Data entries »
** start **

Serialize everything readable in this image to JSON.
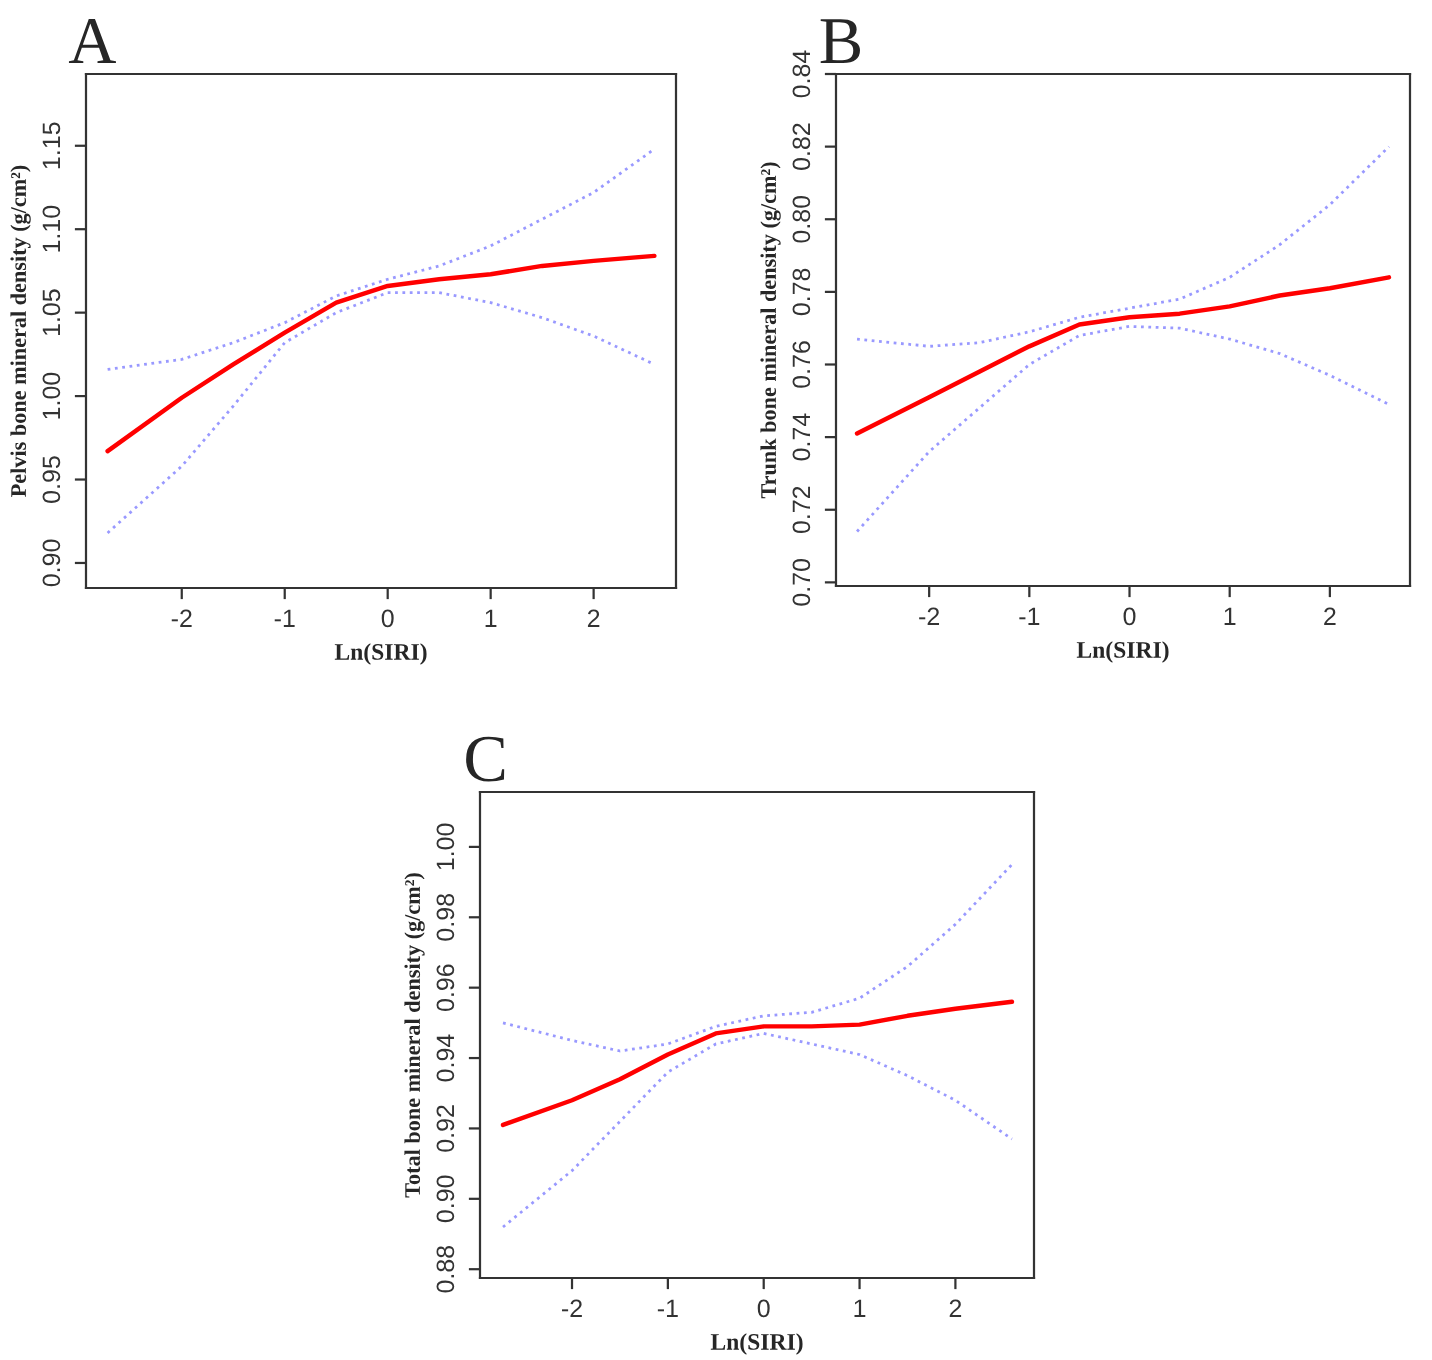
{
  "chart_data": [
    {
      "type": "line",
      "title": "A",
      "xlabel": "Ln(SIRI)",
      "ylabel": "Pelvis bone mineral density (g/cm²)",
      "xlim": [
        -2.93,
        2.8
      ],
      "ylim": [
        0.885,
        1.193
      ],
      "xticks": [
        -2,
        -1,
        0,
        1,
        2
      ],
      "yticks": [
        {
          "value": 0.9,
          "label": "0.90"
        },
        0.95,
        {
          "value": 1.0,
          "label": "1.00"
        },
        1.05,
        {
          "value": 1.1,
          "label": "1.10"
        },
        1.15
      ],
      "grid": false,
      "legend": false,
      "x": [
        -2.72,
        -2,
        -1.5,
        -1,
        -0.5,
        0,
        0.5,
        1,
        1.5,
        2,
        2.59
      ],
      "series": [
        {
          "color": "#9999ff",
          "line_style": "dotted",
          "values": [
            1.016,
            1.022,
            1.032,
            1.044,
            1.06,
            1.07,
            1.078,
            1.09,
            1.106,
            1.122,
            1.148
          ]
        },
        {
          "color": "#9999ff",
          "line_style": "dotted",
          "values": [
            0.918,
            0.958,
            0.994,
            1.032,
            1.05,
            1.062,
            1.062,
            1.056,
            1.047,
            1.036,
            1.019
          ]
        },
        {
          "color": "#ff0000",
          "line_style": "solid",
          "values": [
            0.967,
            0.999,
            1.019,
            1.038,
            1.056,
            1.066,
            1.07,
            1.073,
            1.078,
            1.081,
            1.084
          ]
        }
      ]
    },
    {
      "type": "line",
      "title": "B",
      "xlabel": "Ln(SIRI)",
      "ylabel": "Trunk bone mineral density (g/cm²)",
      "xlim": [
        -2.93,
        2.8
      ],
      "ylim": [
        0.699,
        0.84
      ],
      "xticks": [
        -2,
        -1,
        0,
        1,
        2
      ],
      "yticks": [
        {
          "value": 0.7,
          "label": "0.70"
        },
        0.72,
        0.74,
        0.76,
        0.78,
        {
          "value": 0.8,
          "label": "0.80"
        },
        0.82,
        0.84
      ],
      "grid": false,
      "legend": false,
      "x": [
        -2.72,
        -2,
        -1.5,
        -1,
        -0.5,
        0,
        0.5,
        1,
        1.5,
        2,
        2.59
      ],
      "series": [
        {
          "color": "#9999ff",
          "line_style": "dotted",
          "values": [
            0.767,
            0.765,
            0.766,
            0.769,
            0.773,
            0.7755,
            0.778,
            0.784,
            0.793,
            0.804,
            0.82
          ]
        },
        {
          "color": "#9999ff",
          "line_style": "dotted",
          "values": [
            0.714,
            0.736,
            0.748,
            0.76,
            0.768,
            0.7705,
            0.77,
            0.767,
            0.763,
            0.757,
            0.749
          ]
        },
        {
          "color": "#ff0000",
          "line_style": "solid",
          "values": [
            0.741,
            0.751,
            0.758,
            0.765,
            0.771,
            0.773,
            0.774,
            0.776,
            0.779,
            0.781,
            0.784
          ]
        }
      ]
    },
    {
      "type": "line",
      "title": "C",
      "xlabel": "Ln(SIRI)",
      "ylabel": "Total bone mineral density (g/cm²)",
      "xlim": [
        -2.96,
        2.82
      ],
      "ylim": [
        0.8775,
        1.0156
      ],
      "xticks": [
        -2,
        -1,
        0,
        1,
        2
      ],
      "yticks": [
        0.88,
        {
          "value": 0.9,
          "label": "0.90"
        },
        0.92,
        0.94,
        0.96,
        0.98,
        {
          "value": 1.0,
          "label": "1.00"
        }
      ],
      "grid": false,
      "legend": false,
      "x": [
        -2.72,
        -2,
        -1.5,
        -1,
        -0.5,
        0,
        0.5,
        1,
        1.5,
        2,
        2.59
      ],
      "series": [
        {
          "color": "#9999ff",
          "line_style": "dotted",
          "values": [
            0.95,
            0.945,
            0.942,
            0.944,
            0.949,
            0.952,
            0.953,
            0.957,
            0.966,
            0.978,
            0.995
          ]
        },
        {
          "color": "#9999ff",
          "line_style": "dotted",
          "values": [
            0.892,
            0.908,
            0.922,
            0.936,
            0.944,
            0.947,
            0.944,
            0.941,
            0.935,
            0.928,
            0.917
          ]
        },
        {
          "color": "#ff0000",
          "line_style": "solid",
          "values": [
            0.921,
            0.928,
            0.934,
            0.941,
            0.947,
            0.949,
            0.949,
            0.9495,
            0.952,
            0.954,
            0.956
          ]
        }
      ]
    }
  ]
}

** end **

Directions for this task » Output a faithful copy of the data, with each picture left out.

Answer to the exercise »
Serialize everything readable in this image to JSON.
{
  "chart_data": [
    {
      "type": "line",
      "title": "A",
      "xlabel": "Ln(SIRI)",
      "ylabel": "Pelvis bone mineral density (g/cm²)",
      "xlim": [
        -2.93,
        2.8
      ],
      "ylim": [
        0.885,
        1.193
      ],
      "xticks": [
        -2,
        -1,
        0,
        1,
        2
      ],
      "yticks": [
        {
          "value": 0.9,
          "label": "0.90"
        },
        0.95,
        {
          "value": 1.0,
          "label": "1.00"
        },
        1.05,
        {
          "value": 1.1,
          "label": "1.10"
        },
        1.15
      ],
      "grid": false,
      "legend": false,
      "x": [
        -2.72,
        -2,
        -1.5,
        -1,
        -0.5,
        0,
        0.5,
        1,
        1.5,
        2,
        2.59
      ],
      "series": [
        {
          "color": "#9999ff",
          "line_style": "dotted",
          "values": [
            1.016,
            1.022,
            1.032,
            1.044,
            1.06,
            1.07,
            1.078,
            1.09,
            1.106,
            1.122,
            1.148
          ]
        },
        {
          "color": "#9999ff",
          "line_style": "dotted",
          "values": [
            0.918,
            0.958,
            0.994,
            1.032,
            1.05,
            1.062,
            1.062,
            1.056,
            1.047,
            1.036,
            1.019
          ]
        },
        {
          "color": "#ff0000",
          "line_style": "solid",
          "values": [
            0.967,
            0.999,
            1.019,
            1.038,
            1.056,
            1.066,
            1.07,
            1.073,
            1.078,
            1.081,
            1.084
          ]
        }
      ]
    },
    {
      "type": "line",
      "title": "B",
      "xlabel": "Ln(SIRI)",
      "ylabel": "Trunk bone mineral density (g/cm²)",
      "xlim": [
        -2.93,
        2.8
      ],
      "ylim": [
        0.699,
        0.84
      ],
      "xticks": [
        -2,
        -1,
        0,
        1,
        2
      ],
      "yticks": [
        {
          "value": 0.7,
          "label": "0.70"
        },
        0.72,
        0.74,
        0.76,
        0.78,
        {
          "value": 0.8,
          "label": "0.80"
        },
        0.82,
        0.84
      ],
      "grid": false,
      "legend": false,
      "x": [
        -2.72,
        -2,
        -1.5,
        -1,
        -0.5,
        0,
        0.5,
        1,
        1.5,
        2,
        2.59
      ],
      "series": [
        {
          "color": "#9999ff",
          "line_style": "dotted",
          "values": [
            0.767,
            0.765,
            0.766,
            0.769,
            0.773,
            0.7755,
            0.778,
            0.784,
            0.793,
            0.804,
            0.82
          ]
        },
        {
          "color": "#9999ff",
          "line_style": "dotted",
          "values": [
            0.714,
            0.736,
            0.748,
            0.76,
            0.768,
            0.7705,
            0.77,
            0.767,
            0.763,
            0.757,
            0.749
          ]
        },
        {
          "color": "#ff0000",
          "line_style": "solid",
          "values": [
            0.741,
            0.751,
            0.758,
            0.765,
            0.771,
            0.773,
            0.774,
            0.776,
            0.779,
            0.781,
            0.784
          ]
        }
      ]
    },
    {
      "type": "line",
      "title": "C",
      "xlabel": "Ln(SIRI)",
      "ylabel": "Total bone mineral density (g/cm²)",
      "xlim": [
        -2.96,
        2.82
      ],
      "ylim": [
        0.8775,
        1.0156
      ],
      "xticks": [
        -2,
        -1,
        0,
        1,
        2
      ],
      "yticks": [
        0.88,
        {
          "value": 0.9,
          "label": "0.90"
        },
        0.92,
        0.94,
        0.96,
        0.98,
        {
          "value": 1.0,
          "label": "1.00"
        }
      ],
      "grid": false,
      "legend": false,
      "x": [
        -2.72,
        -2,
        -1.5,
        -1,
        -0.5,
        0,
        0.5,
        1,
        1.5,
        2,
        2.59
      ],
      "series": [
        {
          "color": "#9999ff",
          "line_style": "dotted",
          "values": [
            0.95,
            0.945,
            0.942,
            0.944,
            0.949,
            0.952,
            0.953,
            0.957,
            0.966,
            0.978,
            0.995
          ]
        },
        {
          "color": "#9999ff",
          "line_style": "dotted",
          "values": [
            0.892,
            0.908,
            0.922,
            0.936,
            0.944,
            0.947,
            0.944,
            0.941,
            0.935,
            0.928,
            0.917
          ]
        },
        {
          "color": "#ff0000",
          "line_style": "solid",
          "values": [
            0.921,
            0.928,
            0.934,
            0.941,
            0.947,
            0.949,
            0.949,
            0.9495,
            0.952,
            0.954,
            0.956
          ]
        }
      ]
    }
  ]
}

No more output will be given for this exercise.